We see from operations 3 – 7 that the 3M rows generated from the nested loop joins pass up through a buffer sort operation before being crunched down to 2,613 rows. It’s probably the buffer sort (which is buffering but not sorting) that has mostly passed through a single server and spilled to disc in the 2019 report. We just don’t want that 39M+ rows ever to exist.

So how easy will it be to change the SQL (click to view/hide)
SELECT
        /*+ PARALLEL(8) */
        DISTINCT rd.document_id AS doc_id
        ,'firm_id' AS criteria_key
        ,opf.ultimate_parent_firm_id AS series_id
        ,period_number
FROM (
        SELECT
                /*+ PARALLEL(8) */
                DISTINCT rd.document_id
                ,rd.client_role_id
                ,(
                        CASE 
                                WHEN MONTHS_BETWEEN(TO_DATE('04/28/2022', 'MM/DD/YYYY'), TO_DATE('04/01/2017', 'MM/DD/YYYY')) > 12
                                        THEN TRUNC(dc.date_value, 'YEAR')
                                ELSE TRUNC(dc.date_value, 'MONTH')
                                END
                        ) period_number
        FROM REPORT_ENGINE.date_code dc
                ,REPORT_ENGINE.lit_fact_bd rd
        INNER JOIN report_engine.firm FIRM ON rd.firm_id = FIRM.firm_id
        WHERE dc.date_value BETWEEN TO_DATE('04/01/2017', 'MM/DD/YYYY')

◆ **Data entries**
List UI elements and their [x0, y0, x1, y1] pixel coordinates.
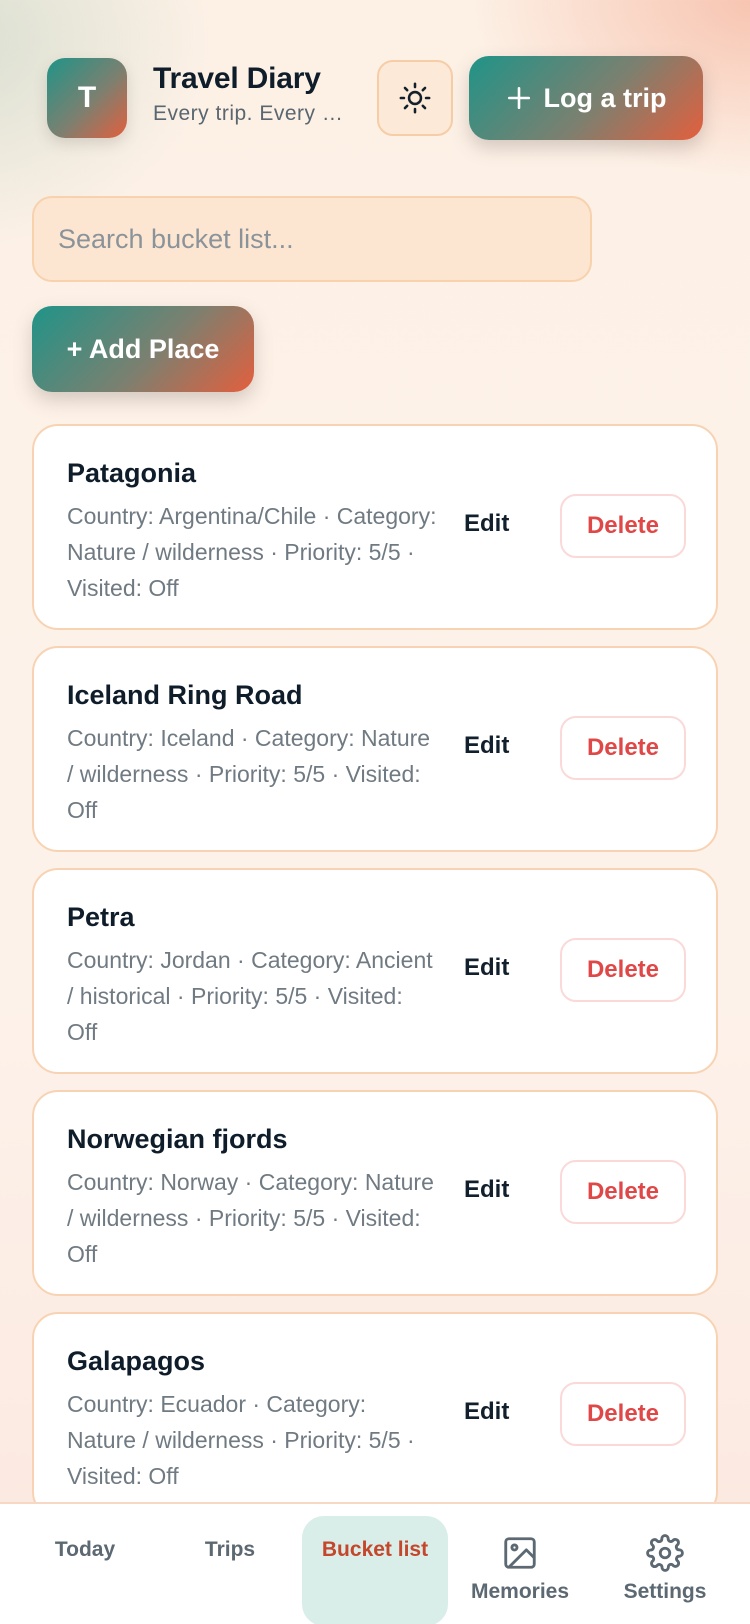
search-input[interactable]: [32, 196, 592, 282]
tab-bucket-list[interactable]: Bucket list: [302, 1516, 448, 1624]
place-meta: Country: Ecuador · Category: Nature / wi…: [67, 1391, 415, 1489]
log-trip-label: Log a trip: [543, 82, 667, 113]
place-meta: Country: Argentina/Chile · Category: Nat…: [67, 503, 437, 601]
delete-button[interactable]: Delete: [560, 494, 686, 558]
plus-icon: [507, 86, 530, 110]
place-name: Norwegian fjords: [67, 1124, 288, 1154]
list-item: Patagonia Country: Argentina/Chile · Cat…: [32, 424, 718, 630]
tab-trips[interactable]: Trips: [157, 1516, 303, 1624]
tab-settings-label: Settings: [623, 1580, 707, 1603]
edit-button[interactable]: Edit: [464, 732, 509, 760]
delete-button[interactable]: Delete: [560, 1382, 686, 1446]
bottom-nav: Today Trips Bucket list Memories Setting…: [0, 1502, 750, 1624]
tab-today[interactable]: Today: [12, 1516, 158, 1624]
log-trip-button[interactable]: Log a trip: [469, 56, 703, 140]
add-place-button[interactable]: + Add Place: [32, 306, 254, 392]
tab-settings[interactable]: Settings: [592, 1516, 738, 1624]
delete-button[interactable]: Delete: [560, 716, 686, 780]
image-icon: [504, 1537, 536, 1569]
place-name: Iceland Ring Road: [67, 680, 303, 710]
list-item: Iceland Ring Road Country: Iceland · Cat…: [32, 646, 718, 852]
tab-memories-label: Memories: [470, 1580, 570, 1603]
gear-icon: [646, 1534, 684, 1572]
app-title: Travel Diary: [153, 62, 321, 95]
edit-button[interactable]: Edit: [464, 510, 509, 538]
tab-today-label: Today: [54, 1538, 116, 1561]
app-subtitle: Every trip. Every moment.: [153, 102, 353, 125]
delete-button[interactable]: Delete: [560, 938, 686, 1002]
delete-button[interactable]: Delete: [560, 1160, 686, 1224]
app-header: T Travel Diary Every trip. Every moment.…: [47, 56, 726, 140]
tab-memories[interactable]: Memories: [447, 1516, 593, 1624]
edit-button[interactable]: Edit: [464, 1398, 509, 1426]
theme-toggle-button[interactable]: [377, 60, 453, 136]
place-meta: Country: Norway · Category: Nature / wil…: [67, 1169, 434, 1267]
sun-icon: [399, 82, 431, 114]
tab-bucket-list-label: Bucket list: [321, 1538, 429, 1561]
list-item: Norwegian fjords Country: Norway · Categ…: [32, 1090, 718, 1296]
place-meta: Country: Jordan · Category: Ancient / hi…: [67, 947, 433, 1045]
place-name: Galapagos: [67, 1346, 206, 1376]
place-meta: Country: Iceland · Category: Nature / wi…: [67, 725, 431, 823]
bucket-list: Patagonia Country: Argentina/Chile · Cat…: [32, 424, 718, 1534]
list-item: Galapagos Country: Ecuador · Category: N…: [32, 1312, 718, 1518]
place-name: Patagonia: [67, 458, 197, 488]
avatar[interactable]: T: [47, 58, 127, 138]
edit-button[interactable]: Edit: [464, 1176, 509, 1204]
tab-trips-label: Trips: [204, 1538, 256, 1561]
list-item: Petra Country: Jordan · Category: Ancien…: [32, 868, 718, 1074]
place-name: Petra: [67, 902, 135, 932]
title-block: Travel Diary Every trip. Every moment.: [153, 62, 363, 126]
edit-button[interactable]: Edit: [464, 954, 509, 982]
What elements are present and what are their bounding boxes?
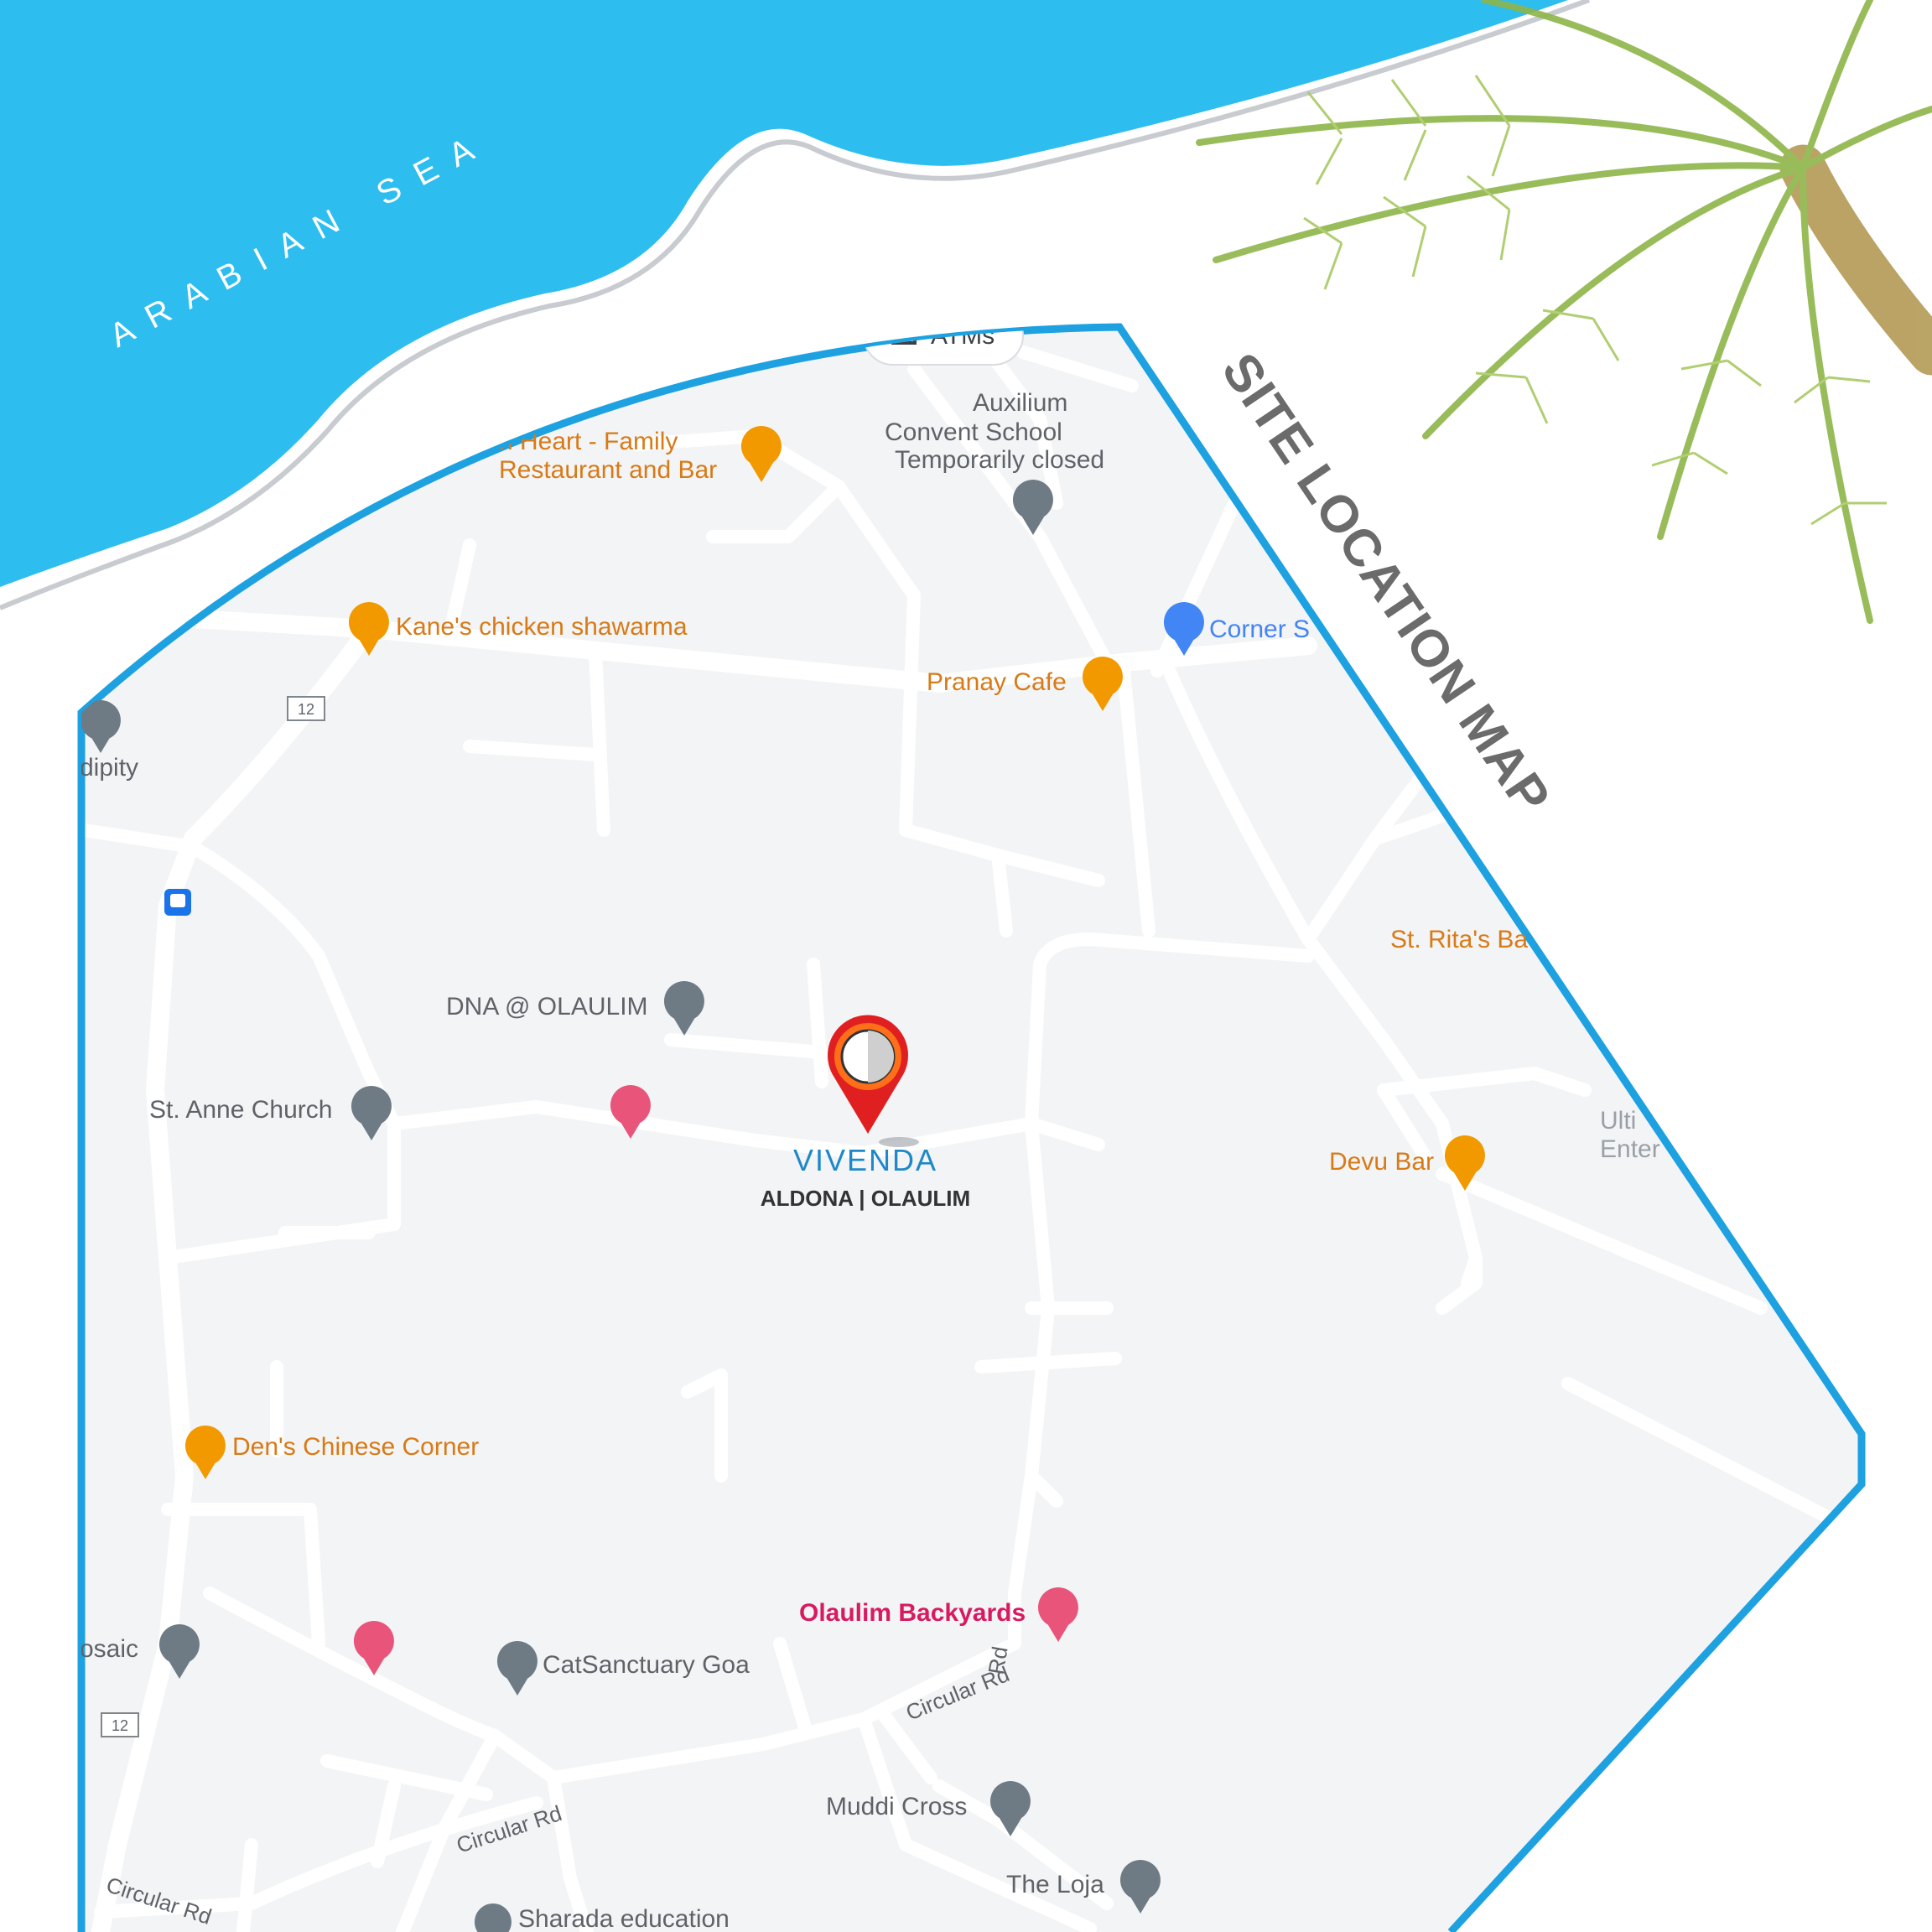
site-location-map-page: SITE LOCATION MAP A R A B I A N S E A AT… [0, 0, 1932, 1932]
poi-label: n Heart - Family [499, 428, 678, 455]
map-artwork: SITE LOCATION MAP A R A B I A N S E A AT… [0, 0, 1932, 1932]
svg-text:12: 12 [112, 1717, 128, 1734]
poi-label: DNA @ OLAULIM [446, 993, 648, 1021]
site-name: VIVENDA [793, 1143, 937, 1177]
poi-label: Auxilium [973, 389, 1067, 417]
poi-label: CatSanctuary Goa [543, 1651, 750, 1679]
poi-label: Corner S [1209, 615, 1310, 643]
poi-label-line2: Restaurant and Bar [499, 456, 717, 484]
poi-st-ritas-bar[interactable]: St. Rita's Ba [1390, 926, 1528, 953]
palm-tree-icon [1196, 0, 1932, 624]
road-label-rd: Rd [983, 1644, 1012, 1676]
poi-label: The Loja [1006, 1871, 1104, 1898]
poi-label: St. Anne Church [149, 1096, 332, 1124]
poi-label: Devu Bar [1329, 1148, 1434, 1176]
poi-label-line2: Convent School [885, 418, 1062, 446]
poi-note: Temporarily closed [895, 446, 1104, 474]
poi-label: St. Rita's Ba [1390, 926, 1528, 953]
poi-label: osaic [80, 1635, 138, 1663]
bus-stop-icon [164, 889, 191, 916]
poi-label: Den's Chinese Corner [232, 1433, 479, 1461]
poi-label: Muddi Cross [826, 1793, 967, 1820]
poi-label: Kane's chicken shawarma [396, 613, 688, 641]
route-badge: 12 [101, 1712, 139, 1737]
poi-label: Pranay Cafe [927, 668, 1067, 696]
svg-text:12: 12 [298, 701, 314, 718]
poi-label: Ulti [1600, 1107, 1636, 1135]
poi-label: Sharada education [518, 1905, 730, 1932]
poi-label-line2: Enter [1600, 1135, 1660, 1163]
route-badge: 12 [287, 696, 325, 721]
poi-label: dipity [80, 754, 138, 782]
poi-label: Olaulim Backyards [799, 1599, 1026, 1627]
site-subtitle: ALDONA | OLAULIM [761, 1186, 970, 1211]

◆ **Set problem 1**
In the query-tuning excerpt, how many rows remain after the output of the nested loop joins passes through the buffer sort?
◆ **Set problem 2**
Continue the query-tuning excerpt from the point where it stops.
The listing comes from a separate source.

◆ **Task answer 1**
2,613 rows.

◆ **Task answer 2**
                        AND TO_DATE('04/28/2022', 'MM/DD/YYYY')
                AND rd.publication_date_id = dc.date_id
                AND rd.year_number = to_number('2019')
                AND (FIRM.ultimate_parent_firm_id IN (to_number('252094')))
        ) rd
INNER JOIN report_engine.opposing_counsel op ON rd.client_role_id = op.legal_role_id
INNER JOIN report_engine.lit_fact_bd opclf ON opclf.document_id = rd.document_id
        AND op.opposing_counsel_role_id = opclf.client_role_id
        AND opclf.year_number = to_number('2019')
INNER JOIN report_engine.firm opf ON opclf.firm_id = opf.firm_id
        AND opf.firm_id >= 1000
WHERE 1 = 1;

Lines 7-10 and 27 tell us we alredy have an inline view where we’re doing a “select distinct” and, unwinding the mix of “Oracle” and “ANSI” syntax, we can see that it joins DATE_CODE, LIT_FACT_BD and FIRM, and we know that one of those tables explodes the intermediate data size to something enormous. So it looks like the original author of this code had already worked out that the query needed to aggregate early.

Checking back to the original plans we note that there’s only one “hash unique” operation, and there’s no sign of a “view” operation, so maybe the performance problem is a result of the optimizer suddenly deciding it can do complex view merging with this inline view, and perhaps all we need to do is add the hint /*+ no_merge */ to the inline view and see what happens.

Here’s the plan after adding the hint (click to hide/vew)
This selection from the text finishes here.